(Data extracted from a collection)
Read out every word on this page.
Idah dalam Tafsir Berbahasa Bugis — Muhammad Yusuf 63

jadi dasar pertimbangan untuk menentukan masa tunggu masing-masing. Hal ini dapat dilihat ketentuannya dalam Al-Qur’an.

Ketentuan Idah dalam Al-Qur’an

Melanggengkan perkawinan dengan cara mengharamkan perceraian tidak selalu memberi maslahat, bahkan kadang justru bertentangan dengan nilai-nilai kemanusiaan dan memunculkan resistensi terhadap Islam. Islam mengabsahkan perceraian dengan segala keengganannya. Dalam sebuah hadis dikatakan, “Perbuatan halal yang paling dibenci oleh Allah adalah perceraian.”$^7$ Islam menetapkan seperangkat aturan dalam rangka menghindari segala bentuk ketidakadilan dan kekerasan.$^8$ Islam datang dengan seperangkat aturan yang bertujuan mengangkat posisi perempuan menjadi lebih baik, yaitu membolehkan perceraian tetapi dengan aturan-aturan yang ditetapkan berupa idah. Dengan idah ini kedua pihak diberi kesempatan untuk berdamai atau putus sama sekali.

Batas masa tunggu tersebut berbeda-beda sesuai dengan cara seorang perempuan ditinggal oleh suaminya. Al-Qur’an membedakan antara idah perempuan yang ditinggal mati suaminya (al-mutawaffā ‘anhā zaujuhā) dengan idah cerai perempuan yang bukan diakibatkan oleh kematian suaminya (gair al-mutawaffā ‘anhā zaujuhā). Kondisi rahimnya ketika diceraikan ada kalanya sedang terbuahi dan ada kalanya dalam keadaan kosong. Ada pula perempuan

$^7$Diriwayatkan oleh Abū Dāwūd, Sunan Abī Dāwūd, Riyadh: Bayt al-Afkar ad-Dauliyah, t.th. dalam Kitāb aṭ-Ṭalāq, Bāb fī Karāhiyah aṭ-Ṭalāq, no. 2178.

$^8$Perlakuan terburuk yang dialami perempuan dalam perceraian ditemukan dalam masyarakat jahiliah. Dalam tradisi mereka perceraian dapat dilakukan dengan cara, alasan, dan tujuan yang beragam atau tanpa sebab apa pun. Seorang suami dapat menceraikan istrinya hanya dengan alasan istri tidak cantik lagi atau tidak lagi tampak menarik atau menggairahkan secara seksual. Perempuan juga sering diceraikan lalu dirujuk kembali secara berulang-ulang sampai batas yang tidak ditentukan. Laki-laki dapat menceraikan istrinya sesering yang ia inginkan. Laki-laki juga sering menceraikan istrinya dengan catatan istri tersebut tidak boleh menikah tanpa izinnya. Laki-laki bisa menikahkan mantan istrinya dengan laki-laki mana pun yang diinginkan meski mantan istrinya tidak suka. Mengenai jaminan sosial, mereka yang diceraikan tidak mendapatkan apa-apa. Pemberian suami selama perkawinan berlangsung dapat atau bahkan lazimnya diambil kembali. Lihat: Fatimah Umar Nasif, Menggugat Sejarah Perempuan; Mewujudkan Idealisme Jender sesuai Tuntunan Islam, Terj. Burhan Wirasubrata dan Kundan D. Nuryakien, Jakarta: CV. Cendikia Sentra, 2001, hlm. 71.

▶ Task details
Give an exact repetition of all the material.

▶ Answer for the task
Read out every word on this page.
Idah dalam Tafsir Berbahasa Bugis — Muhammad Yusuf 63

jadi dasar pertimbangan untuk menentukan masa tunggu masing-masing. Hal ini dapat dilihat ketentuannya dalam Al-Qur’an.

Ketentuan Idah dalam Al-Qur’an

Melanggengkan perkawinan dengan cara mengharamkan perceraian tidak selalu memberi maslahat, bahkan kadang justru bertentangan dengan nilai-nilai kemanusiaan dan memunculkan resistensi terhadap Islam. Islam mengabsahkan perceraian dengan segala keengganannya. Dalam sebuah hadis dikatakan, “Perbuatan halal yang paling dibenci oleh Allah adalah perceraian.”$^7$ Islam menetapkan seperangkat aturan dalam rangka menghindari segala bentuk ketidakadilan dan kekerasan.$^8$ Islam datang dengan seperangkat aturan yang bertujuan mengangkat posisi perempuan menjadi lebih baik, yaitu membolehkan perceraian tetapi dengan aturan-aturan yang ditetapkan berupa idah. Dengan idah ini kedua pihak diberi kesempatan untuk berdamai atau putus sama sekali.

Batas masa tunggu tersebut berbeda-beda sesuai dengan cara seorang perempuan ditinggal oleh suaminya. Al-Qur’an membedakan antara idah perempuan yang ditinggal mati suaminya (al-mutawaffā ‘anhā zaujuhā) dengan idah cerai perempuan yang bukan diakibatkan oleh kematian suaminya (gair al-mutawaffā ‘anhā zaujuhā). Kondisi rahimnya ketika diceraikan ada kalanya sedang terbuahi dan ada kalanya dalam keadaan kosong. Ada pula perempuan

$^7$Diriwayatkan oleh Abū Dāwūd, Sunan Abī Dāwūd, Riyadh: Bayt al-Afkar ad-Dauliyah, t.th. dalam Kitāb aṭ-Ṭalāq, Bāb fī Karāhiyah aṭ-Ṭalāq, no. 2178.

$^8$Perlakuan terburuk yang dialami perempuan dalam perceraian ditemukan dalam masyarakat jahiliah. Dalam tradisi mereka perceraian dapat dilakukan dengan cara, alasan, dan tujuan yang beragam atau tanpa sebab apa pun. Seorang suami dapat menceraikan istrinya hanya dengan alasan istri tidak cantik lagi atau tidak lagi tampak menarik atau menggairahkan secara seksual. Perempuan juga sering diceraikan lalu dirujuk kembali secara berulang-ulang sampai batas yang tidak ditentukan. Laki-laki dapat menceraikan istrinya sesering yang ia inginkan. Laki-laki juga sering menceraikan istrinya dengan catatan istri tersebut tidak boleh menikah tanpa izinnya. Laki-laki bisa menikahkan mantan istrinya dengan laki-laki mana pun yang diinginkan meski mantan istrinya tidak suka. Mengenai jaminan sosial, mereka yang diceraikan tidak mendapatkan apa-apa. Pemberian suami selama perkawinan berlangsung dapat atau bahkan lazimnya diambil kembali. Lihat: Fatimah Umar Nasif, Menggugat Sejarah Perempuan; Mewujudkan Idealisme Jender sesuai Tuntunan Islam, Terj. Burhan Wirasubrata dan Kundan D. Nuryakien, Jakarta: CV. Cendikia Sentra, 2001, hlm. 71.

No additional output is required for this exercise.